[begin Information supplied]

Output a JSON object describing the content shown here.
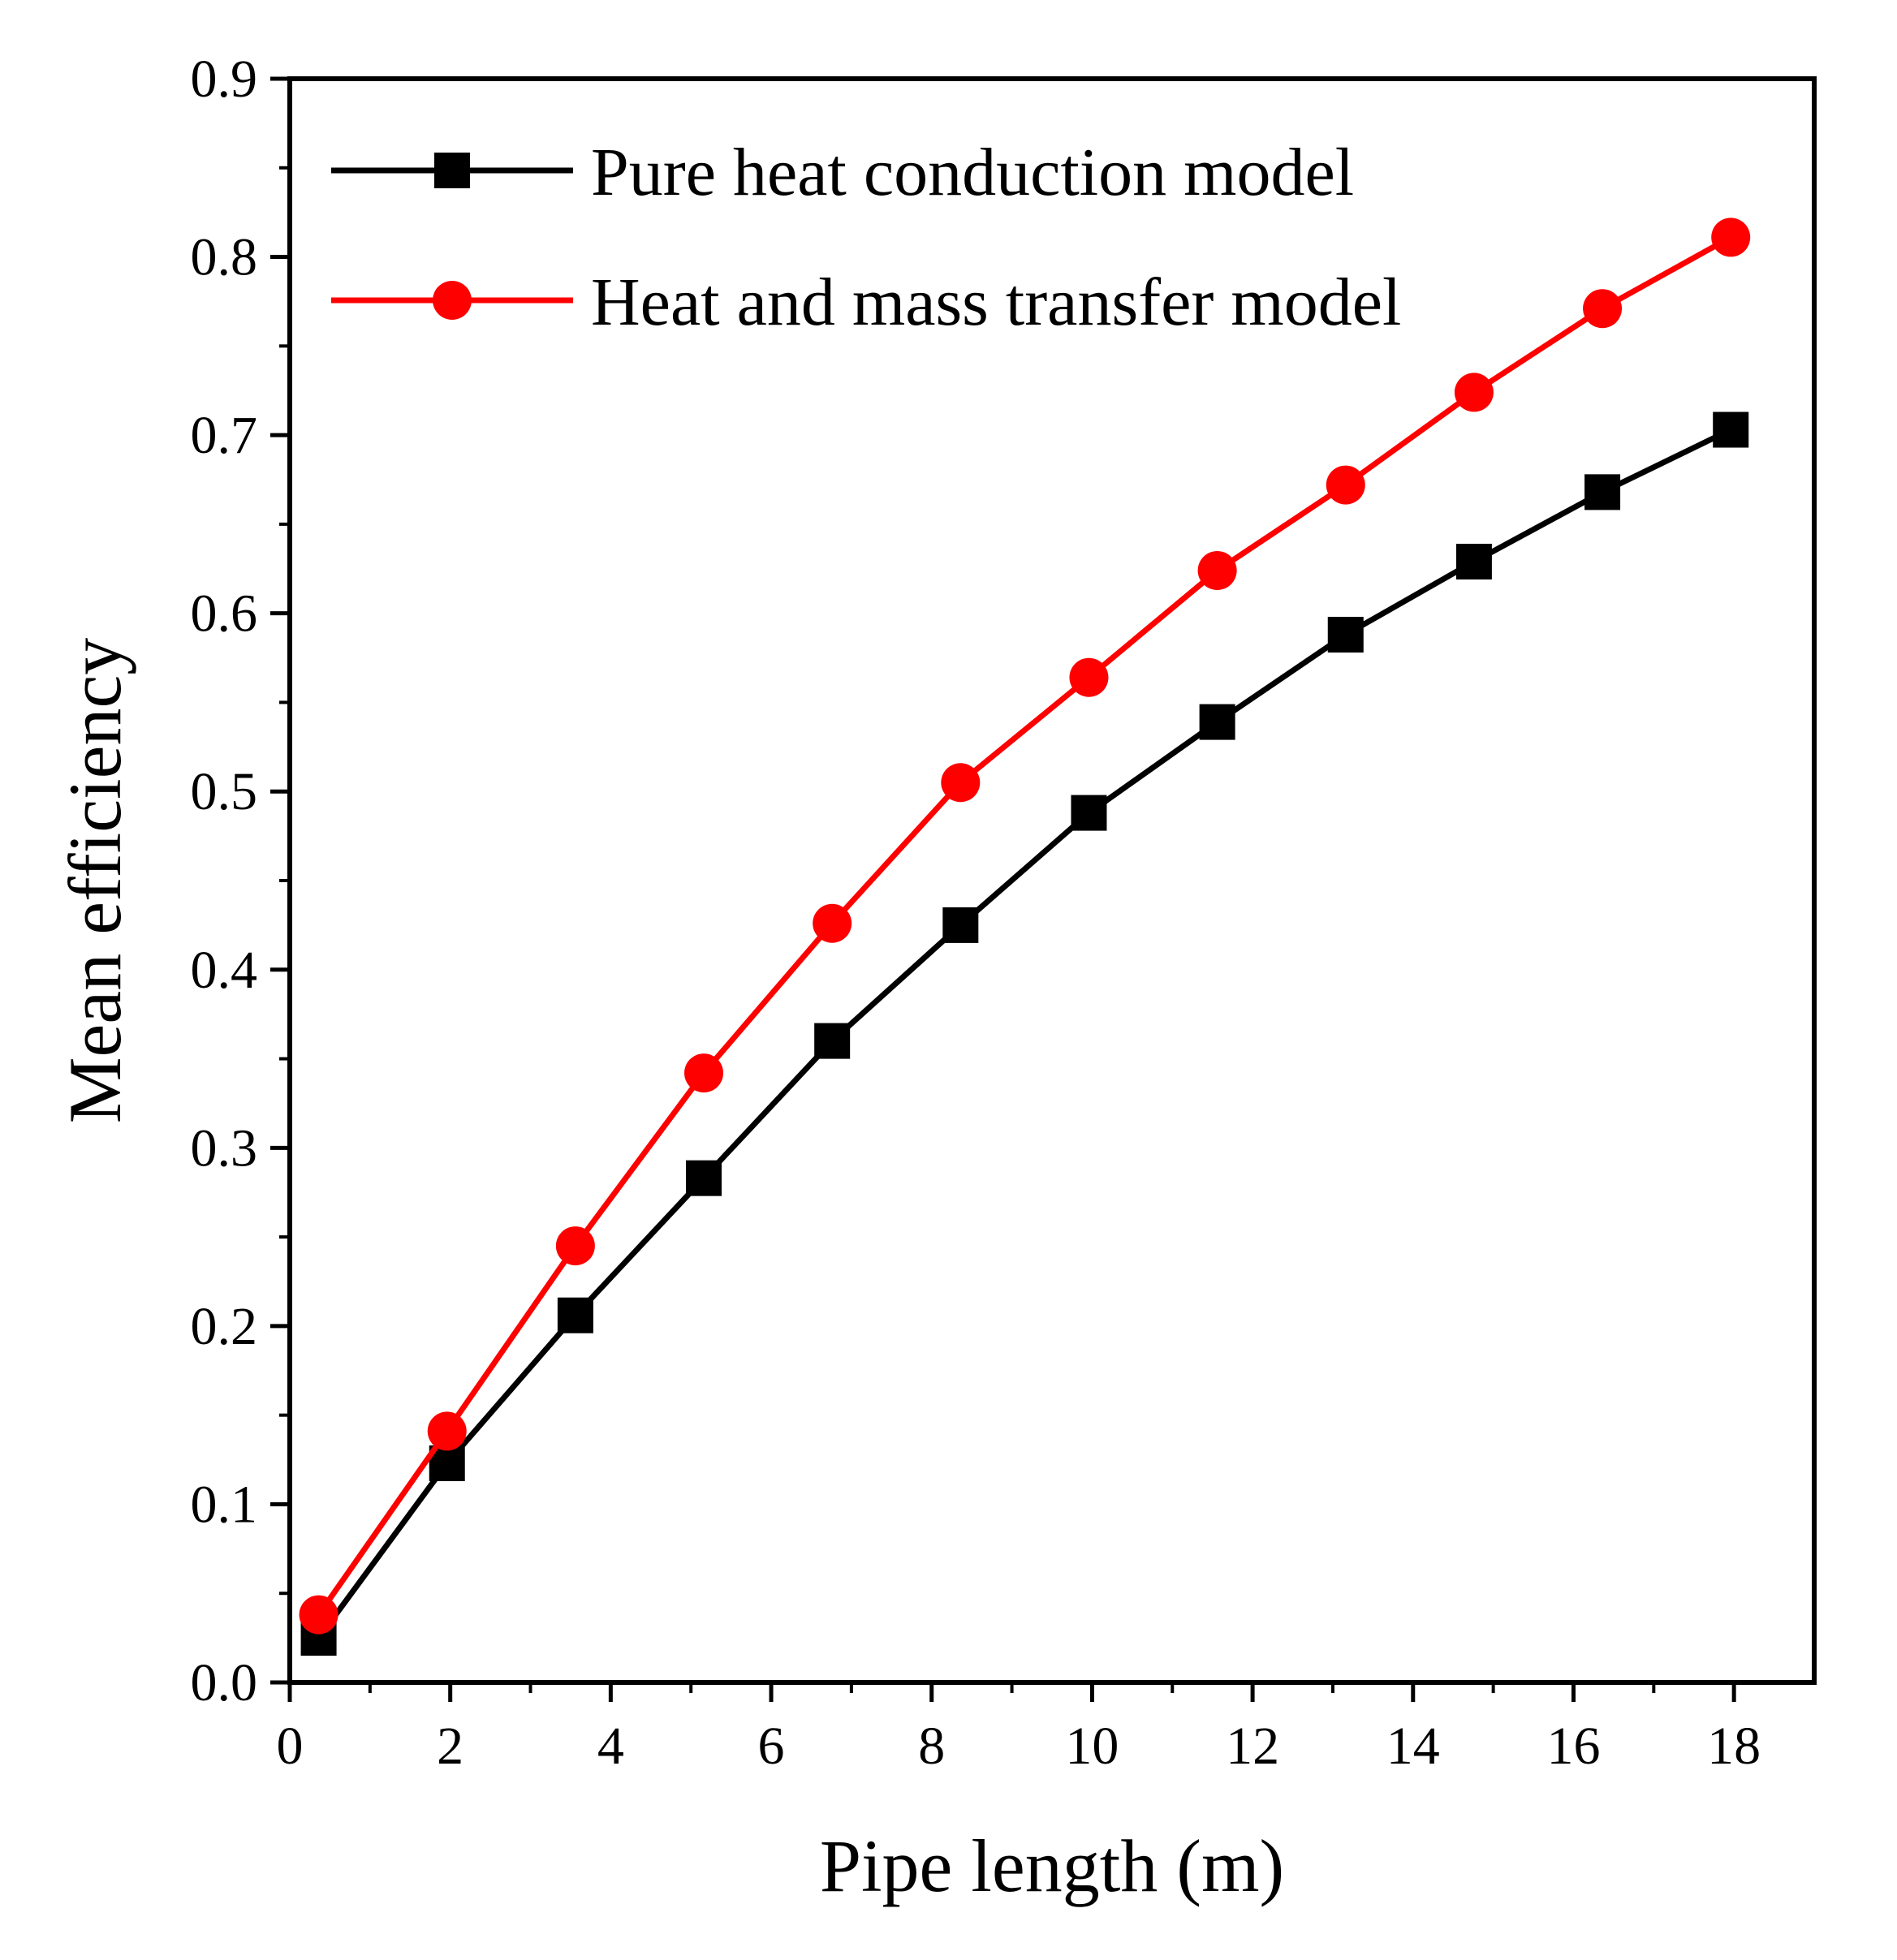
{
  "chart_data": {
    "type": "line",
    "xlabel": "Pipe length (m)",
    "ylabel": "Mean efficiency",
    "xlim": [
      0,
      19
    ],
    "ylim": [
      0.0,
      0.9
    ],
    "xticks": [
      0,
      2,
      4,
      6,
      8,
      10,
      12,
      14,
      16,
      18
    ],
    "yticks": [
      0.0,
      0.1,
      0.2,
      0.3,
      0.4,
      0.5,
      0.6,
      0.7,
      0.8,
      0.9
    ],
    "xtick_labels": [
      "0",
      "2",
      "4",
      "6",
      "8",
      "10",
      "12",
      "14",
      "16",
      "18"
    ],
    "ytick_labels": [
      "0.0",
      "0.1",
      "0.2",
      "0.3",
      "0.4",
      "0.5",
      "0.6",
      "0.7",
      "0.8",
      "0.9"
    ],
    "legend_position": "top-left",
    "series": [
      {
        "name": "Pure heat conduction model",
        "color": "#000000",
        "marker": "square",
        "x": [
          0.36,
          1.96,
          3.56,
          5.16,
          6.76,
          8.36,
          9.96,
          11.56,
          13.16,
          14.76,
          16.36,
          17.96
        ],
        "y": [
          0.025,
          0.123,
          0.206,
          0.283,
          0.36,
          0.425,
          0.488,
          0.539,
          0.588,
          0.629,
          0.668,
          0.703
        ]
      },
      {
        "name": "Heat and mass transfer model",
        "color": "#ff0000",
        "marker": "circle",
        "x": [
          0.36,
          1.96,
          3.56,
          5.16,
          6.76,
          8.36,
          9.96,
          11.56,
          13.16,
          14.76,
          16.36,
          17.96
        ],
        "y": [
          0.038,
          0.141,
          0.245,
          0.342,
          0.426,
          0.505,
          0.564,
          0.624,
          0.672,
          0.724,
          0.771,
          0.811
        ]
      }
    ]
  }
}
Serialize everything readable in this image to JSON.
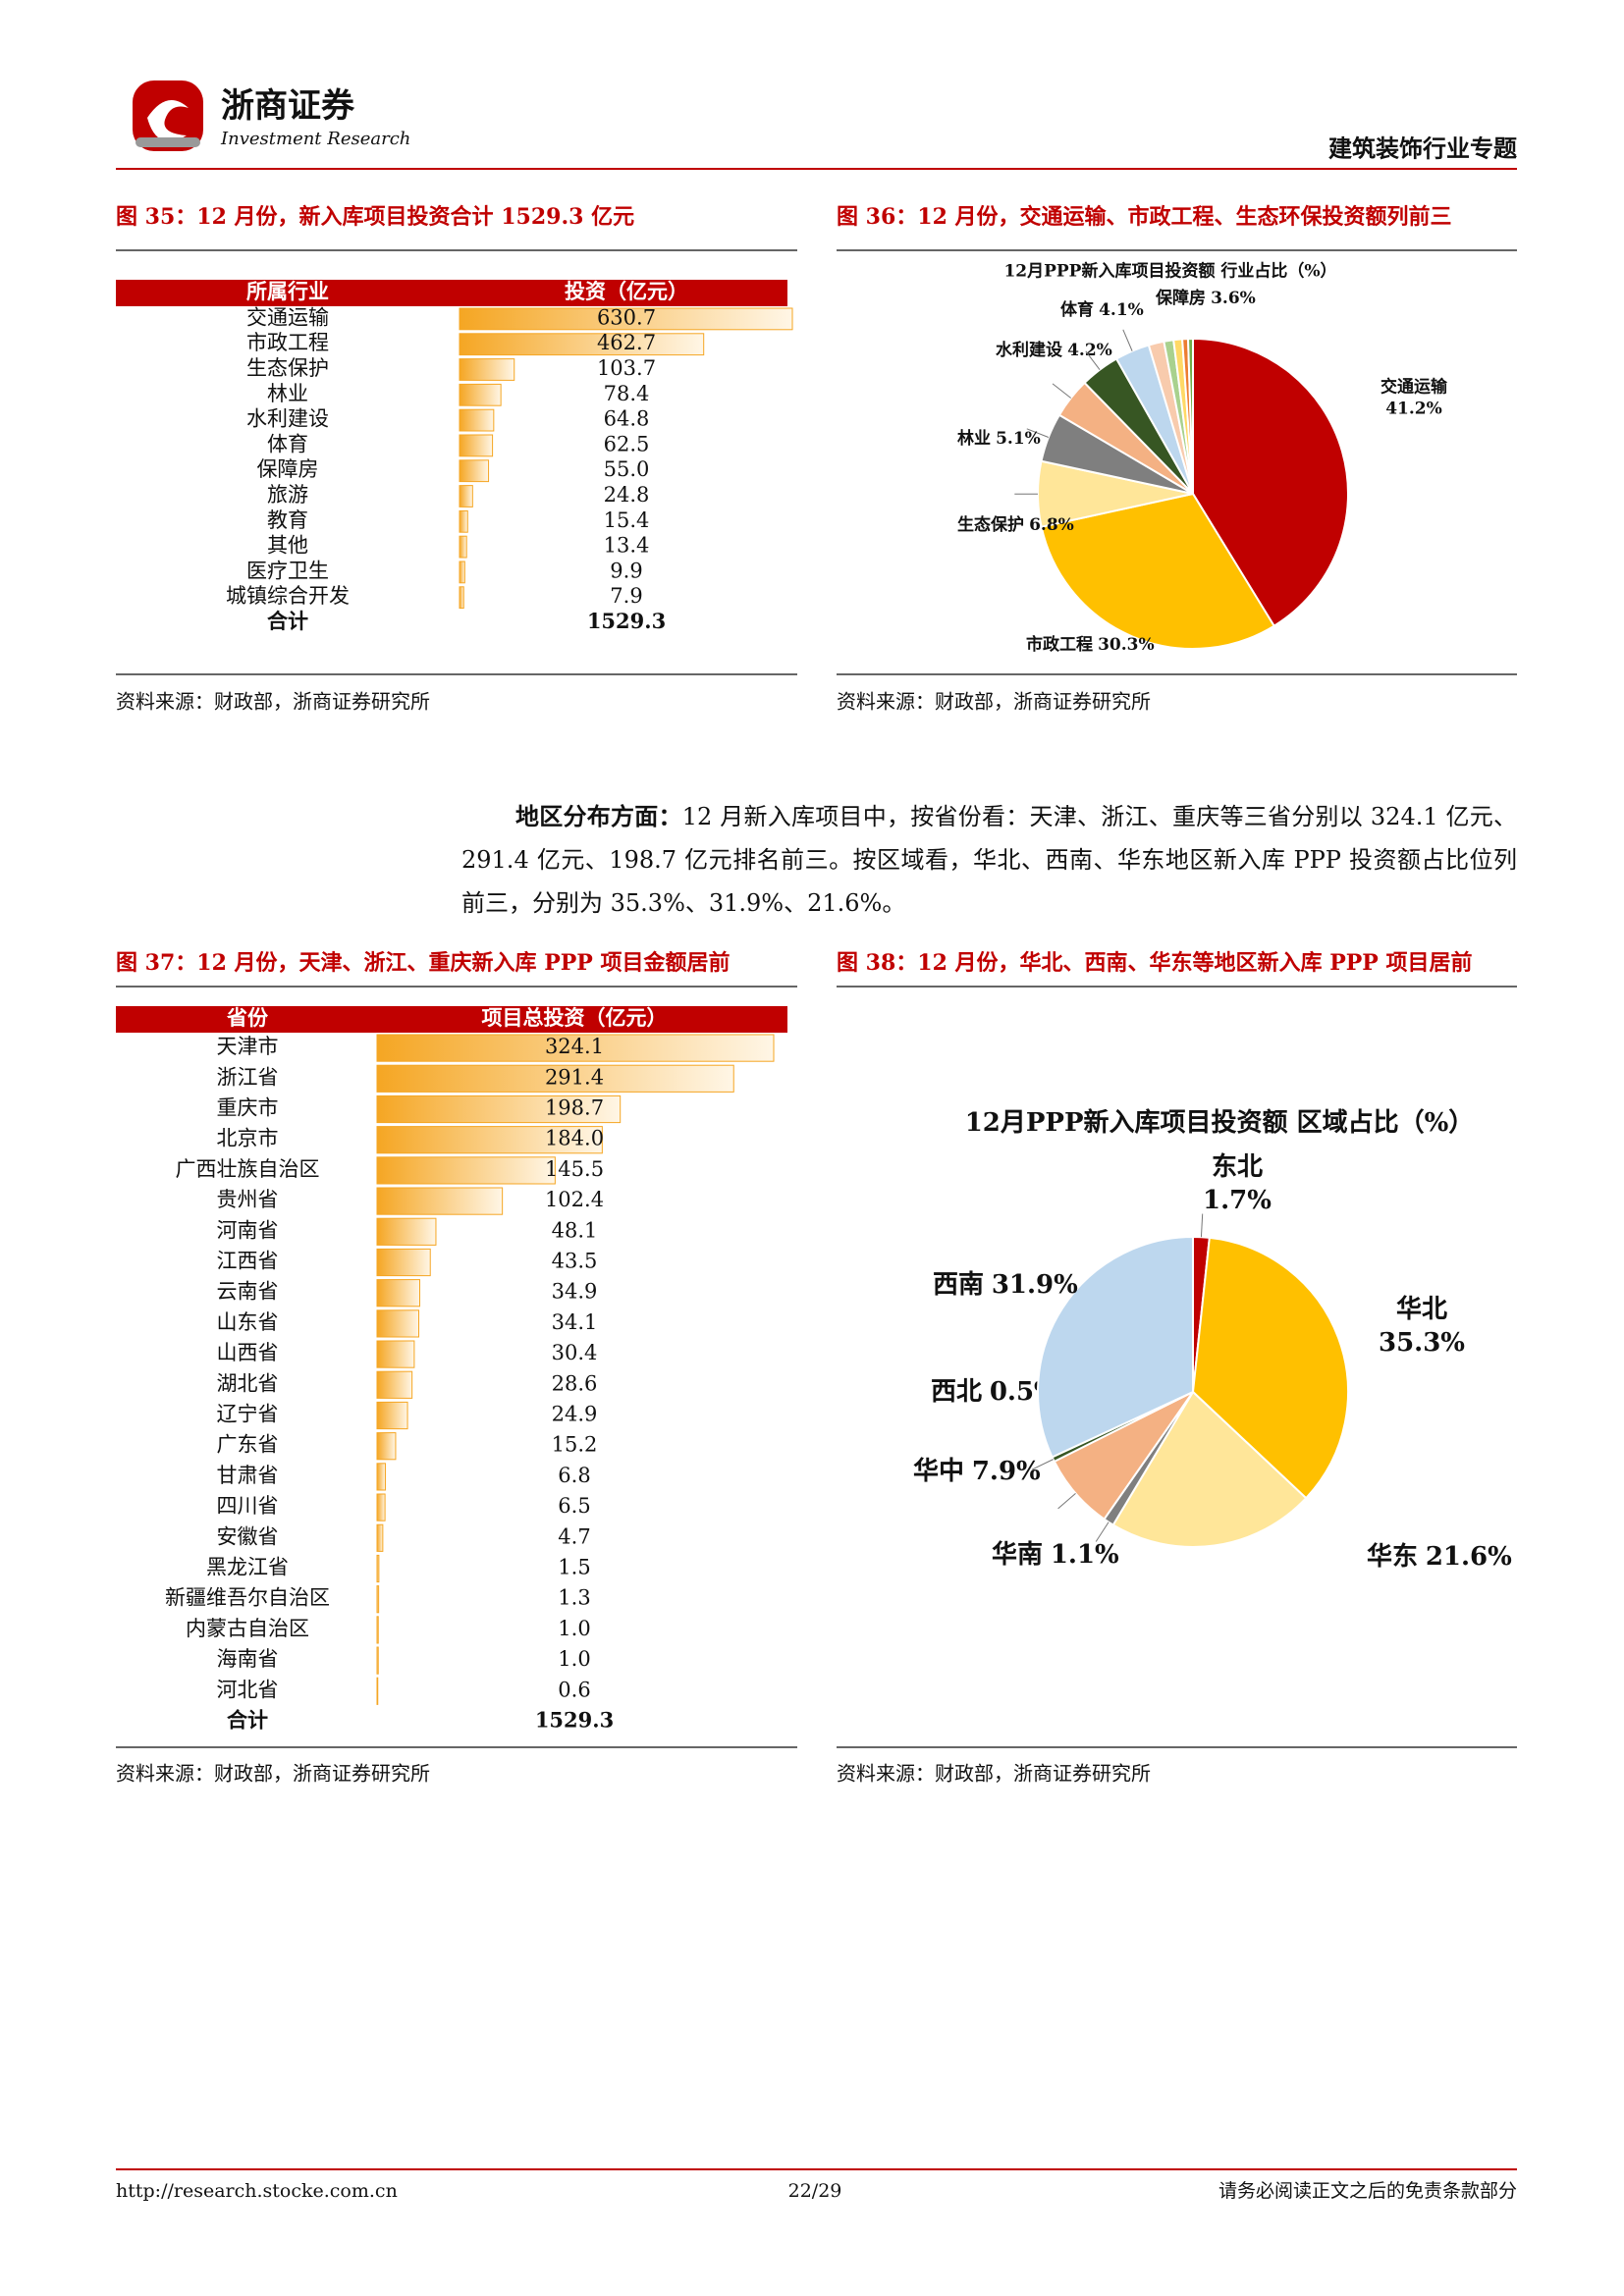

[end Information supplied]

[Aim of the exercise] Reproduce the full listing faithfully, but do not carry over any pictures.

[Exercise response]
Output a JSON object describing the content shown here.
{
  "chart_data": {
    "type": "line",
    "xlabel": "Pipe length (m)",
    "ylabel": "Mean efficiency",
    "xlim": [
      0,
      19
    ],
    "ylim": [
      0.0,
      0.9
    ],
    "xticks": [
      0,
      2,
      4,
      6,
      8,
      10,
      12,
      14,
      16,
      18
    ],
    "yticks": [
      0.0,
      0.1,
      0.2,
      0.3,
      0.4,
      0.5,
      0.6,
      0.7,
      0.8,
      0.9
    ],
    "xtick_labels": [
      "0",
      "2",
      "4",
      "6",
      "8",
      "10",
      "12",
      "14",
      "16",
      "18"
    ],
    "ytick_labels": [
      "0.0",
      "0.1",
      "0.2",
      "0.3",
      "0.4",
      "0.5",
      "0.6",
      "0.7",
      "0.8",
      "0.9"
    ],
    "legend_position": "top-left",
    "series": [
      {
        "name": "Pure heat conduction model",
        "color": "#000000",
        "marker": "square",
        "x": [
          0.36,
          1.96,
          3.56,
          5.16,
          6.76,
          8.36,
          9.96,
          11.56,
          13.16,
          14.76,
          16.36,
          17.96
        ],
        "y": [
          0.025,
          0.123,
          0.206,
          0.283,
          0.36,
          0.425,
          0.488,
          0.539,
          0.588,
          0.629,
          0.668,
          0.703
        ]
      },
      {
        "name": "Heat and mass transfer model",
        "color": "#ff0000",
        "marker": "circle",
        "x": [
          0.36,
          1.96,
          3.56,
          5.16,
          6.76,
          8.36,
          9.96,
          11.56,
          13.16,
          14.76,
          16.36,
          17.96
        ],
        "y": [
          0.038,
          0.141,
          0.245,
          0.342,
          0.426,
          0.505,
          0.564,
          0.624,
          0.672,
          0.724,
          0.771,
          0.811
        ]
      }
    ]
  }
}
Serialize everything readable in this image to JSON.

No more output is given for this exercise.